### PROVIDED TEXT
————

I have worked on cost control for steak night in an operation at a construction camp.  Our guests consumed over 5,000 calories daily.  We expected each guest to consume 2 steaks.  Most guests ate exactly 2 steaks, there were almost an equal number who ordered either 1 or 3 steaks.  We did not have anyone who ordered a 4th steak.

In our contract, the cost of this steak night was weighted highly in our estimates. 

For your operation, it is essential to forecast the number of portions consumed by guests as accurately as possible.  As the meal service goes on for the second hour, your consumption experience will change.  During the first hour, you will have greater consumption than in the second hour.  If the service continues, this trend will continue.

Some tips from my clients include:
Creating a portion size which matches the guest behavior.  For example, you may want to offer a smaller portion size if you believe most guests will return for a second portion.

Budget around 70% of the typical male portion size for the female portion size.

Create a special station for the key item and stage displays of top quality pastry items along the path to this station.

Offer an absolutely irresistible second choice.  Many guests will try each entree and will be satisfied.

You can structure your event differently when you go beyond 2 hours.

————

[Dataset entries]
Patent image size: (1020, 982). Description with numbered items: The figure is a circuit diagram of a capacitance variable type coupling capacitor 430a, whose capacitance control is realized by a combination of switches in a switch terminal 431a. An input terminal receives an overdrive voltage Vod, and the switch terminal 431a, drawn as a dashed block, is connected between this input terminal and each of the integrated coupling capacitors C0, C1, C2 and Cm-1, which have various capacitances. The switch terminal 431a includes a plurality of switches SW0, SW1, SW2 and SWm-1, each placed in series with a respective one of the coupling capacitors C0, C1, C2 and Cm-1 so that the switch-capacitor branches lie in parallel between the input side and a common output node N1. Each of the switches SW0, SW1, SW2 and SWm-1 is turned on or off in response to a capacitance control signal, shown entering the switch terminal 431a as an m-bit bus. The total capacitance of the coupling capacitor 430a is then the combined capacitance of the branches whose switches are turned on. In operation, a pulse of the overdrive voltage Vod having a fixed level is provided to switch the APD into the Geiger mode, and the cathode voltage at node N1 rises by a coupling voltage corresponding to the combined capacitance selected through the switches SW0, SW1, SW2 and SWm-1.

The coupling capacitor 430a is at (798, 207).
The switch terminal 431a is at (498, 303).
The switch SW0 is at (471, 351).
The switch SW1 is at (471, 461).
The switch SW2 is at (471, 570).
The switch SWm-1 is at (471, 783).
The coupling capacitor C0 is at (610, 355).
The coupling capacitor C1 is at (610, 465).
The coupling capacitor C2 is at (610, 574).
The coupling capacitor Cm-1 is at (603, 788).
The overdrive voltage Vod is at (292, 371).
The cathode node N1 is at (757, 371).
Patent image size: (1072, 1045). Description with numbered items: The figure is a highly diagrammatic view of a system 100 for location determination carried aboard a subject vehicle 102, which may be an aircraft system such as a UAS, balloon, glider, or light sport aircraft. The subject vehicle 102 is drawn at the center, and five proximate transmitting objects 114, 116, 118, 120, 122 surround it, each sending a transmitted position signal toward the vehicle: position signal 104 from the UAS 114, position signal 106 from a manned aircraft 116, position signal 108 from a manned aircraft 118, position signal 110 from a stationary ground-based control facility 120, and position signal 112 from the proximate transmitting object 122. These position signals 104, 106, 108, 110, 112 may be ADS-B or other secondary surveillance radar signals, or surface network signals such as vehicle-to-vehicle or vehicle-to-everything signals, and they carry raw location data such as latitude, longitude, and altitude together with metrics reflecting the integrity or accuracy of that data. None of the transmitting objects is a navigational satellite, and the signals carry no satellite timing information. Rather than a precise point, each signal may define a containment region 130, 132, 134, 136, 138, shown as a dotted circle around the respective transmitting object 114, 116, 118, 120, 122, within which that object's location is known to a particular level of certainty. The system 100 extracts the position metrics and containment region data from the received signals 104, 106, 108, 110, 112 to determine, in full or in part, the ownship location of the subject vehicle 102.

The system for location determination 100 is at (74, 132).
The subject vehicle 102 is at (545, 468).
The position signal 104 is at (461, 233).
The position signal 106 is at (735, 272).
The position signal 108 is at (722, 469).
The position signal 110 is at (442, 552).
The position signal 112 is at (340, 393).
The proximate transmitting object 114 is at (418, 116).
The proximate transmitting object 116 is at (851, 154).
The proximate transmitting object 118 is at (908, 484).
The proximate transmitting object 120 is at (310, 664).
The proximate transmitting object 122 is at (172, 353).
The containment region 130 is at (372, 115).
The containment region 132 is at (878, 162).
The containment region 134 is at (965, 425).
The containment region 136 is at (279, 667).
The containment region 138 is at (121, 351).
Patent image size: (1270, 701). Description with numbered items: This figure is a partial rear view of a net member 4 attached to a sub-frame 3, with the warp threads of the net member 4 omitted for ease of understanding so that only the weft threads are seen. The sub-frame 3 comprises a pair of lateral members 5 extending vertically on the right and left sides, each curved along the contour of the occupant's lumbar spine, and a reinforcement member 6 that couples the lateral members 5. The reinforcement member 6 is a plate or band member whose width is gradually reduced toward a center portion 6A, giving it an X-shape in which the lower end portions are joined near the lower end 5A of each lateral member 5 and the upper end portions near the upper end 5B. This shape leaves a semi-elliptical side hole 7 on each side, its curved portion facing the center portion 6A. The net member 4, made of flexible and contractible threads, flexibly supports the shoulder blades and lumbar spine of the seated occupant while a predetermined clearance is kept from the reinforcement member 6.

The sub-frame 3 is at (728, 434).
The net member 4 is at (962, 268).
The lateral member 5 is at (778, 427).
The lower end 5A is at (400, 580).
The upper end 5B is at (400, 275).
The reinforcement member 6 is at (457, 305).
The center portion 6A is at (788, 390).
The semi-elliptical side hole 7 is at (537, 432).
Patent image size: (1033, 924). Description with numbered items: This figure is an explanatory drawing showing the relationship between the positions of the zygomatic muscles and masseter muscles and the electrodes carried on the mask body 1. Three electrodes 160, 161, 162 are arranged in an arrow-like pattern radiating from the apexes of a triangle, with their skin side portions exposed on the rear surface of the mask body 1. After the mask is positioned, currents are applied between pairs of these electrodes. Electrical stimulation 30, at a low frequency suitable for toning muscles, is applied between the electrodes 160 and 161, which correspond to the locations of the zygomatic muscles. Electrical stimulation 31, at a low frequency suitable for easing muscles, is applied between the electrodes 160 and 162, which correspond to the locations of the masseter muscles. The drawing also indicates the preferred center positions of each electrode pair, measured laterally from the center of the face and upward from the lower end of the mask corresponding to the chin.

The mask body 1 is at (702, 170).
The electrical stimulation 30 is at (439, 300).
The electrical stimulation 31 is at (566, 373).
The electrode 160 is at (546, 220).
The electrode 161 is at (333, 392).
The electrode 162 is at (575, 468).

————

### SHORT TASK 1
Answer these from the steak-night text:
(a) How many steaks was each guest expected to eat?
(b) What percentage of the typical male portion size should be budgeted for the female portion?
(c) In which hour of meal service is consumption greater?
### SHORT TASK 2
Extend the steak-night text from its final sentence, keeping the same practical tone.
The items play no part in what comes next.

### TASK RESPONSE 1
(a) 2 steaks
(b) Around 70%
(c) The first hour

### TASK RESPONSE 2
For years, I partnered with a restaurant owner to offer traditional Clam Steams in Upstate New York.  These events are pretty standard in the New York Capital District.  Guests are offered a steak or chicken option.  Often, the steak price is $2 to $3 higher than the chicken.  Other than the entree, the event is entirely all you can eat.

At the start of a 5 to 6 hour event, the guests are offered clam chowder, hot dogs, Italian sausage with peppers, and burgers.  In addition, a selection of salads, baked beans, rolls and salty snacks are available.

Around one hour later, raw clams are available to guests.  They shuck their own clams.  Traditional condiments are offered.  The raw clams are available for around 90 minutes and the other items are available all day.

Generally, there are activities and games to break up the food service as the day progresses.  Either a band or a DJ provide music for dancers.

Later in the day, the guests line up for their steamer basket which consists of one dozen clams, one potato, 2 links of breakfast sausage, and an ear of corn.  Guests are encouraged to enjoy unlimited clam broth straight from the steamer.

The grill station is limited to guests with tickets.  They present the grill master with their chicken and steak orders.  This service is restricted to one steak or one half chicken per guest.  Very few people have room for dessert.

The secret to success is an awesome Manhattan Clam Chowder.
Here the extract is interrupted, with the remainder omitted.